### [Given request]
Go through the entries below and print each one exactly, leaving out pictures.

### [Supplied information]
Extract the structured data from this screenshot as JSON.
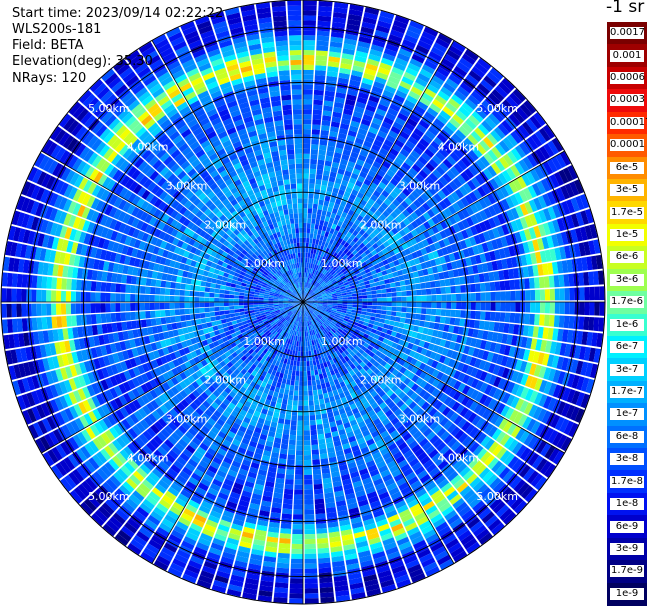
{
  "header": {
    "start_time": "Start time: 2023/09/14 02:22:22",
    "instrument": "WLS200s-181",
    "field": "Field: BETA",
    "elevation": "Elevation(deg): 35.30",
    "nrays": "NRays: 120"
  },
  "colorbar": {
    "title": "-1 sr",
    "labels": [
      "0.0017",
      "0.001",
      "0.0006",
      "0.0003",
      "0.00017",
      "0.0001",
      "6e-5",
      "3e-5",
      "1.7e-5",
      "1e-5",
      "6e-6",
      "3e-6",
      "1.7e-6",
      "1e-6",
      "6e-7",
      "3e-7",
      "1.7e-7",
      "1e-7",
      "6e-8",
      "3e-8",
      "1.7e-8",
      "1e-8",
      "6e-9",
      "3e-9",
      "1.7e-9",
      "1e-9"
    ],
    "colors": [
      "#7a0000",
      "#9e0000",
      "#c80000",
      "#ee0a0a",
      "#ff2a00",
      "#ff5a00",
      "#ff8c00",
      "#ffb400",
      "#ffd800",
      "#f2ff00",
      "#c8ff22",
      "#9eff50",
      "#6effa0",
      "#38ffd0",
      "#00f0ff",
      "#00d0ff",
      "#00b0ff",
      "#0090ff",
      "#0070ff",
      "#0050ff",
      "#0030ff",
      "#0012f0",
      "#0000cc",
      "#0000a8",
      "#000084",
      "#000060"
    ]
  },
  "chart_data": {
    "type": "heatmap",
    "projection": "polar PPI",
    "n_rays": 120,
    "max_range_km": 5.5,
    "range_rings_km": [
      1,
      2,
      3,
      4,
      5
    ],
    "ring_labels": [
      "1.00km",
      "2.00km",
      "3.00km",
      "4.00km",
      "5.00km"
    ],
    "azimuth_lines_deg": [
      0,
      30,
      60,
      90,
      120,
      150,
      180,
      210,
      240,
      270,
      300,
      330
    ],
    "value_profile": [
      {
        "range_km": 0.3,
        "beta_log10": -7.2
      },
      {
        "range_km": 1.0,
        "beta_log10": -7.5
      },
      {
        "range_km": 2.0,
        "beta_log10": -6.9
      },
      {
        "range_km": 3.0,
        "beta_log10": -7.3
      },
      {
        "range_km": 4.0,
        "beta_log10": -7.6
      },
      {
        "range_km": 4.4,
        "beta_log10": -5.6
      },
      {
        "range_km": 5.0,
        "beta_log10": -7.9
      },
      {
        "range_km": 5.5,
        "beta_log10": -8.1
      }
    ]
  }
}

### [Full response]
Extract the structured data from this screenshot as JSON.
{
  "header": {
    "start_time": "Start time: 2023/09/14 02:22:22",
    "instrument": "WLS200s-181",
    "field": "Field: BETA",
    "elevation": "Elevation(deg): 35.30",
    "nrays": "NRays: 120"
  },
  "colorbar": {
    "title": "-1 sr",
    "labels": [
      "0.0017",
      "0.001",
      "0.0006",
      "0.0003",
      "0.00017",
      "0.0001",
      "6e-5",
      "3e-5",
      "1.7e-5",
      "1e-5",
      "6e-6",
      "3e-6",
      "1.7e-6",
      "1e-6",
      "6e-7",
      "3e-7",
      "1.7e-7",
      "1e-7",
      "6e-8",
      "3e-8",
      "1.7e-8",
      "1e-8",
      "6e-9",
      "3e-9",
      "1.7e-9",
      "1e-9"
    ],
    "colors": [
      "#7a0000",
      "#9e0000",
      "#c80000",
      "#ee0a0a",
      "#ff2a00",
      "#ff5a00",
      "#ff8c00",
      "#ffb400",
      "#ffd800",
      "#f2ff00",
      "#c8ff22",
      "#9eff50",
      "#6effa0",
      "#38ffd0",
      "#00f0ff",
      "#00d0ff",
      "#00b0ff",
      "#0090ff",
      "#0070ff",
      "#0050ff",
      "#0030ff",
      "#0012f0",
      "#0000cc",
      "#0000a8",
      "#000084",
      "#000060"
    ]
  },
  "chart_data": {
    "type": "heatmap",
    "projection": "polar PPI",
    "n_rays": 120,
    "max_range_km": 5.5,
    "range_rings_km": [
      1,
      2,
      3,
      4,
      5
    ],
    "ring_labels": [
      "1.00km",
      "2.00km",
      "3.00km",
      "4.00km",
      "5.00km"
    ],
    "azimuth_lines_deg": [
      0,
      30,
      60,
      90,
      120,
      150,
      180,
      210,
      240,
      270,
      300,
      330
    ],
    "value_profile": [
      {
        "range_km": 0.3,
        "beta_log10": -7.2
      },
      {
        "range_km": 1.0,
        "beta_log10": -7.5
      },
      {
        "range_km": 2.0,
        "beta_log10": -6.9
      },
      {
        "range_km": 3.0,
        "beta_log10": -7.3
      },
      {
        "range_km": 4.0,
        "beta_log10": -7.6
      },
      {
        "range_km": 4.4,
        "beta_log10": -5.6
      },
      {
        "range_km": 5.0,
        "beta_log10": -7.9
      },
      {
        "range_km": 5.5,
        "beta_log10": -8.1
      }
    ]
  }
}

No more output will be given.